__TO DO__. Copy the listing below line for line, changing nothing.

------ RECORD EXTRACTS

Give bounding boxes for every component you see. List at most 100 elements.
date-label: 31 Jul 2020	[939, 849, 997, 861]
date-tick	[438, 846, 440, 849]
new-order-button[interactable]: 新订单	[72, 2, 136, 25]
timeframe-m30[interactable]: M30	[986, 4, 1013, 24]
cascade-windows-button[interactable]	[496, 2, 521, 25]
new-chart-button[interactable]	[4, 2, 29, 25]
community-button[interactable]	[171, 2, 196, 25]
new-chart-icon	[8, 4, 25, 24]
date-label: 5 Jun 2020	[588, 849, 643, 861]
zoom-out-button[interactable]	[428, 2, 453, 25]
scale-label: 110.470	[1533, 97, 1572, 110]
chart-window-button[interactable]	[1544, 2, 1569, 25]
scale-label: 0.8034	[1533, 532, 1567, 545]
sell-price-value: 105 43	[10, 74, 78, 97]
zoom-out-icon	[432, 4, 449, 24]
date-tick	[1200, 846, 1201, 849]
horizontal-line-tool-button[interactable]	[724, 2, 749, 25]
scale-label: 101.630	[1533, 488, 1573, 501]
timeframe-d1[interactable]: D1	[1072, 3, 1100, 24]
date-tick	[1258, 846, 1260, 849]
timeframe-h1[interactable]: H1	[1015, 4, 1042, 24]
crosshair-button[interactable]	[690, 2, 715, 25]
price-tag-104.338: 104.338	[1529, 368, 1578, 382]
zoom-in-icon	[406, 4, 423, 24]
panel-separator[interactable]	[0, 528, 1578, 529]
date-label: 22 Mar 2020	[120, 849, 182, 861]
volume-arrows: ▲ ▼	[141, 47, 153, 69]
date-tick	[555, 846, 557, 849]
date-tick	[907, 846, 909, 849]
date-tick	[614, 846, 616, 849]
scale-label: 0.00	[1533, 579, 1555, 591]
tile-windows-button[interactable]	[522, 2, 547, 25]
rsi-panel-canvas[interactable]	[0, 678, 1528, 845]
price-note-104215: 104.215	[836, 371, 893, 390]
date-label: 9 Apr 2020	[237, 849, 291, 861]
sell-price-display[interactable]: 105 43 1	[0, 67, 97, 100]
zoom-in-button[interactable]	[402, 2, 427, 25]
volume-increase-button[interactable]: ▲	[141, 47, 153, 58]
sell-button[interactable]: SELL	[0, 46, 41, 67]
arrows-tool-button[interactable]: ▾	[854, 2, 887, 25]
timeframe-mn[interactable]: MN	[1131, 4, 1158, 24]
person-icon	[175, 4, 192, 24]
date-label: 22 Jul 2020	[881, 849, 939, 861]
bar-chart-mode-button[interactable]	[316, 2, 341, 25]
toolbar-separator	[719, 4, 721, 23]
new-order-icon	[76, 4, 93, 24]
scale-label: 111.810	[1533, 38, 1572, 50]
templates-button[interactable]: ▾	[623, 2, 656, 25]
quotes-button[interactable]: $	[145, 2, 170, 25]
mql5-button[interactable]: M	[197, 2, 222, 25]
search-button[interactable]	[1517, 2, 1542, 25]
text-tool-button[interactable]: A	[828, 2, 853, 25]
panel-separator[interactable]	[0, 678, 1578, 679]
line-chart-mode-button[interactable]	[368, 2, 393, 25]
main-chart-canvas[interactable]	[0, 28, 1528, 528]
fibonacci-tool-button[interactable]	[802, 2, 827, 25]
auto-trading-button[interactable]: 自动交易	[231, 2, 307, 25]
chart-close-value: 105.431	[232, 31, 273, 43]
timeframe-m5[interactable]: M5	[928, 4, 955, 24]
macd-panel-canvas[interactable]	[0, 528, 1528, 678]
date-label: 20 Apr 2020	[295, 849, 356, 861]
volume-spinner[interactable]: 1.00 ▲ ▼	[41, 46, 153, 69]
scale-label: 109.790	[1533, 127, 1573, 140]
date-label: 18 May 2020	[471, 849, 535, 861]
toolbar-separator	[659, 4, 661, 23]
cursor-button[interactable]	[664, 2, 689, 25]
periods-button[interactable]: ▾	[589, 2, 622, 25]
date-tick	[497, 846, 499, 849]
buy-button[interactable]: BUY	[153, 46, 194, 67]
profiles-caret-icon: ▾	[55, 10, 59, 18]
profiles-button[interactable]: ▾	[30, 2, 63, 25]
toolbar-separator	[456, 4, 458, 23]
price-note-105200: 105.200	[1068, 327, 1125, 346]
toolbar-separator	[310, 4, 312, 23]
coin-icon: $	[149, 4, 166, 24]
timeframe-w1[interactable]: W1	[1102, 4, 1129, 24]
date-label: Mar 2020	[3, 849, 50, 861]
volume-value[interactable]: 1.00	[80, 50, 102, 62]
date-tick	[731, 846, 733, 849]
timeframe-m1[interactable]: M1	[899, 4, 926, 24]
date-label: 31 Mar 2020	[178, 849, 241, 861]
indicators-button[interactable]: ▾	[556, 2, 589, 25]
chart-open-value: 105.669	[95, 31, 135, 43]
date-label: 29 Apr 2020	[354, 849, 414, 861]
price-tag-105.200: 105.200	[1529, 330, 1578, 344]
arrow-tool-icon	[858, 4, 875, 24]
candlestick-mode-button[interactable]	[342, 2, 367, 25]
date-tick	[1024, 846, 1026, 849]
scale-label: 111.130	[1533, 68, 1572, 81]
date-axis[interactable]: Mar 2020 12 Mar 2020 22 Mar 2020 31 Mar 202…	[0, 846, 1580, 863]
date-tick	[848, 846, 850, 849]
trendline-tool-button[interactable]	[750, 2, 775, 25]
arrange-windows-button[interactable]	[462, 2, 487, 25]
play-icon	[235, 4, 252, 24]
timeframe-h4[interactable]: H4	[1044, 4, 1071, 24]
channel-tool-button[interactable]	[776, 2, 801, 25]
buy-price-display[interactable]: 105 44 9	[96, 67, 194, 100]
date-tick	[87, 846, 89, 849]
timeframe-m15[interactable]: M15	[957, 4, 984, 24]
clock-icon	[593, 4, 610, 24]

------------

__RESULT BELOW__.
Give bounding boxes for every component you see. List at most 100 elements.
date-label: 31 Jul 2020	[939, 849, 997, 861]
date-tick	[438, 846, 440, 849]
new-order-button[interactable]: 新订单	[72, 2, 136, 25]
timeframe-m30[interactable]: M30	[986, 4, 1013, 24]
cascade-windows-button[interactable]	[496, 2, 521, 25]
new-chart-button[interactable]	[4, 2, 29, 25]
community-button[interactable]	[171, 2, 196, 25]
new-chart-icon	[8, 4, 25, 24]
date-label: 5 Jun 2020	[588, 849, 643, 861]
zoom-out-button[interactable]	[428, 2, 453, 25]
scale-label: 110.470	[1533, 97, 1572, 110]
chart-window-button[interactable]	[1544, 2, 1569, 25]
scale-label: 0.8034	[1533, 532, 1567, 545]
sell-price-value: 105 43	[10, 74, 78, 97]
zoom-out-icon	[432, 4, 449, 24]
date-tick	[1200, 846, 1201, 849]
horizontal-line-tool-button[interactable]	[724, 2, 749, 25]
scale-label: 101.630	[1533, 488, 1573, 501]
timeframe-d1[interactable]: D1	[1072, 3, 1100, 24]
date-tick	[1258, 846, 1260, 849]
timeframe-h1[interactable]: H1	[1015, 4, 1042, 24]
crosshair-button[interactable]	[690, 2, 715, 25]
price-tag-104.338: 104.338	[1529, 368, 1578, 382]
zoom-in-icon	[406, 4, 423, 24]
panel-separator[interactable]	[0, 528, 1578, 529]
date-label: 22 Mar 2020	[120, 849, 182, 861]
volume-arrows: ▲ ▼	[141, 47, 153, 69]
date-tick	[555, 846, 557, 849]
date-tick	[907, 846, 909, 849]
date-tick	[614, 846, 616, 849]
scale-label: 0.00	[1533, 579, 1555, 591]
tile-windows-button[interactable]	[522, 2, 547, 25]
rsi-panel-canvas[interactable]	[0, 678, 1528, 845]
price-note-104215: 104.215	[836, 371, 893, 390]
date-label: 9 Apr 2020	[237, 849, 291, 861]
sell-price-display[interactable]: 105 43 1	[0, 67, 97, 100]
zoom-in-button[interactable]	[402, 2, 427, 25]
volume-increase-button[interactable]: ▲	[141, 47, 153, 58]
sell-button[interactable]: SELL	[0, 46, 41, 67]
arrows-tool-button[interactable]: ▾	[854, 2, 887, 25]
timeframe-mn[interactable]: MN	[1131, 4, 1158, 24]
person-icon	[175, 4, 192, 24]
date-label: 22 Jul 2020	[881, 849, 939, 861]
bar-chart-mode-button[interactable]	[316, 2, 341, 25]
toolbar-separator	[719, 4, 721, 23]
new-order-icon	[76, 4, 93, 24]
scale-label: 111.810	[1533, 38, 1572, 50]
templates-button[interactable]: ▾	[623, 2, 656, 25]
quotes-button[interactable]: $	[145, 2, 170, 25]
mql5-button[interactable]: M	[197, 2, 222, 25]
search-button[interactable]	[1517, 2, 1542, 25]
text-tool-button[interactable]: A	[828, 2, 853, 25]
panel-separator[interactable]	[0, 678, 1578, 679]
line-chart-mode-button[interactable]	[368, 2, 393, 25]
main-chart-canvas[interactable]	[0, 28, 1528, 528]
fibonacci-tool-button[interactable]	[802, 2, 827, 25]
auto-trading-button[interactable]: 自动交易	[231, 2, 307, 25]
chart-close-value: 105.431	[232, 31, 273, 43]
timeframe-m5[interactable]: M5	[928, 4, 955, 24]
macd-panel-canvas[interactable]	[0, 528, 1528, 678]
date-label: 20 Apr 2020	[295, 849, 356, 861]
volume-spinner[interactable]: 1.00 ▲ ▼	[41, 46, 153, 69]
scale-label: 109.790	[1533, 127, 1573, 140]
date-label: 18 May 2020	[471, 849, 535, 861]
toolbar-separator	[659, 4, 661, 23]
cursor-button[interactable]	[664, 2, 689, 25]
periods-button[interactable]: ▾	[589, 2, 622, 25]
date-tick	[497, 846, 499, 849]
buy-button[interactable]: BUY	[153, 46, 194, 67]
profiles-caret-icon: ▾	[55, 10, 59, 18]
profiles-button[interactable]: ▾	[30, 2, 63, 25]
toolbar-separator	[456, 4, 458, 23]
price-note-105200: 105.200	[1068, 327, 1125, 346]
toolbar-separator	[310, 4, 312, 23]
coin-icon: $	[149, 4, 166, 24]
timeframe-w1[interactable]: W1	[1102, 4, 1129, 24]
date-label: Mar 2020	[3, 849, 50, 861]
volume-value[interactable]: 1.00	[80, 50, 102, 62]
date-tick	[731, 846, 733, 849]
timeframe-m1[interactable]: M1	[899, 4, 926, 24]
date-label: 31 Mar 2020	[178, 849, 241, 861]
indicators-button[interactable]: ▾	[556, 2, 589, 25]
chart-open-value: 105.669	[95, 31, 135, 43]
date-label: 29 Apr 2020	[354, 849, 414, 861]
price-tag-105.200: 105.200	[1529, 330, 1578, 344]
arrow-tool-icon	[858, 4, 875, 24]
candlestick-mode-button[interactable]	[342, 2, 367, 25]
date-tick	[1024, 846, 1026, 849]
scale-label: 111.130	[1533, 68, 1572, 81]
date-axis[interactable]: Mar 2020 12 Mar 2020 22 Mar 2020 31 Mar 202…	[0, 846, 1580, 863]
date-tick	[848, 846, 850, 849]
trendline-tool-button[interactable]	[750, 2, 775, 25]
arrange-windows-button[interactable]	[462, 2, 487, 25]
play-icon	[235, 4, 252, 24]
timeframe-h4[interactable]: H4	[1044, 4, 1071, 24]
channel-tool-button[interactable]	[776, 2, 801, 25]
buy-price-display[interactable]: 105 44 9	[96, 67, 194, 100]
date-tick	[87, 846, 89, 849]
timeframe-m15[interactable]: M15	[957, 4, 984, 24]
clock-icon	[593, 4, 610, 24]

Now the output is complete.